• TASK OBJECTIVE:
Retype every one of the following lines without any changes.

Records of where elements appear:

%%

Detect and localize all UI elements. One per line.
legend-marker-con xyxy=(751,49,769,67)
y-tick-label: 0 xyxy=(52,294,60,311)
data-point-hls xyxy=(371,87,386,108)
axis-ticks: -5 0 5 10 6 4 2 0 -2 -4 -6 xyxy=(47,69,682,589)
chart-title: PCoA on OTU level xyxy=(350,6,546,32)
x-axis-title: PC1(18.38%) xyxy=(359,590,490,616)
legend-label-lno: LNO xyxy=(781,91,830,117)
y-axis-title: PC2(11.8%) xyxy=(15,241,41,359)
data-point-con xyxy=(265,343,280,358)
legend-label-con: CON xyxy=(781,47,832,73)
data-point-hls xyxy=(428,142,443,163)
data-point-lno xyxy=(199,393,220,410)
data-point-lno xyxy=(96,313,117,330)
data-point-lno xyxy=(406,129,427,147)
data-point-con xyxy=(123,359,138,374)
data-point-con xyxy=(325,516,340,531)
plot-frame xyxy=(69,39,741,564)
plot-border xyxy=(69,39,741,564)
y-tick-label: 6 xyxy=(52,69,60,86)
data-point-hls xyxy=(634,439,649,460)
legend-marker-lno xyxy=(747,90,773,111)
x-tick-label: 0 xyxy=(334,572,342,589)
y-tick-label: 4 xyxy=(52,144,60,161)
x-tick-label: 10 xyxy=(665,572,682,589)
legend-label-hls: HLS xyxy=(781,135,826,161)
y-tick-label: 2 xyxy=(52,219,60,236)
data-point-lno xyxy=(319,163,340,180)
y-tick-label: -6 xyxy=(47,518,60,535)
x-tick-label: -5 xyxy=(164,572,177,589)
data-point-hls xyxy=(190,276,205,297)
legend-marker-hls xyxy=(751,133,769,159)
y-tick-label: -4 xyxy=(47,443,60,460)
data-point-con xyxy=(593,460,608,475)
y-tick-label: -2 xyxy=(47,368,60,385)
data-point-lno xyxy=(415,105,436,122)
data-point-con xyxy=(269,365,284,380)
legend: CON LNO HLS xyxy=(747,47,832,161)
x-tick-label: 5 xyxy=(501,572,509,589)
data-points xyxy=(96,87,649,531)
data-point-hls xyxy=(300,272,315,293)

%%

• TASK SOLUTION:
Detect and localize all UI elements. One per line.
legend-marker-con xyxy=(751,49,769,67)
y-tick-label: 0 xyxy=(52,294,60,311)
data-point-hls xyxy=(371,87,386,108)
axis-ticks: -5 0 5 10 6 4 2 0 -2 -4 -6 xyxy=(47,69,682,589)
chart-title: PCoA on OTU level xyxy=(350,6,546,32)
x-axis-title: PC1(18.38%) xyxy=(359,590,490,616)
legend-label-lno: LNO xyxy=(781,91,830,117)
y-axis-title: PC2(11.8%) xyxy=(15,241,41,359)
data-point-con xyxy=(265,343,280,358)
legend-label-con: CON xyxy=(781,47,832,73)
data-point-hls xyxy=(428,142,443,163)
data-point-lno xyxy=(199,393,220,410)
data-point-lno xyxy=(96,313,117,330)
data-point-lno xyxy=(406,129,427,147)
data-point-con xyxy=(123,359,138,374)
data-point-con xyxy=(325,516,340,531)
plot-frame xyxy=(69,39,741,564)
plot-border xyxy=(69,39,741,564)
y-tick-label: 6 xyxy=(52,69,60,86)
data-point-hls xyxy=(634,439,649,460)
legend-marker-lno xyxy=(747,90,773,111)
x-tick-label: 0 xyxy=(334,572,342,589)
y-tick-label: 4 xyxy=(52,144,60,161)
x-tick-label: 10 xyxy=(665,572,682,589)
legend-label-hls: HLS xyxy=(781,135,826,161)
y-tick-label: 2 xyxy=(52,219,60,236)
data-point-lno xyxy=(319,163,340,180)
y-tick-label: -6 xyxy=(47,518,60,535)
x-tick-label: -5 xyxy=(164,572,177,589)
data-point-hls xyxy=(190,276,205,297)
legend-marker-hls xyxy=(751,133,769,159)
y-tick-label: -4 xyxy=(47,443,60,460)
data-point-con xyxy=(593,460,608,475)
y-tick-label: -2 xyxy=(47,368,60,385)
data-point-lno xyxy=(415,105,436,122)
data-point-con xyxy=(269,365,284,380)
legend: CON LNO HLS xyxy=(747,47,832,161)
x-tick-label: 5 xyxy=(501,572,509,589)
data-points xyxy=(96,87,649,531)
data-point-hls xyxy=(300,272,315,293)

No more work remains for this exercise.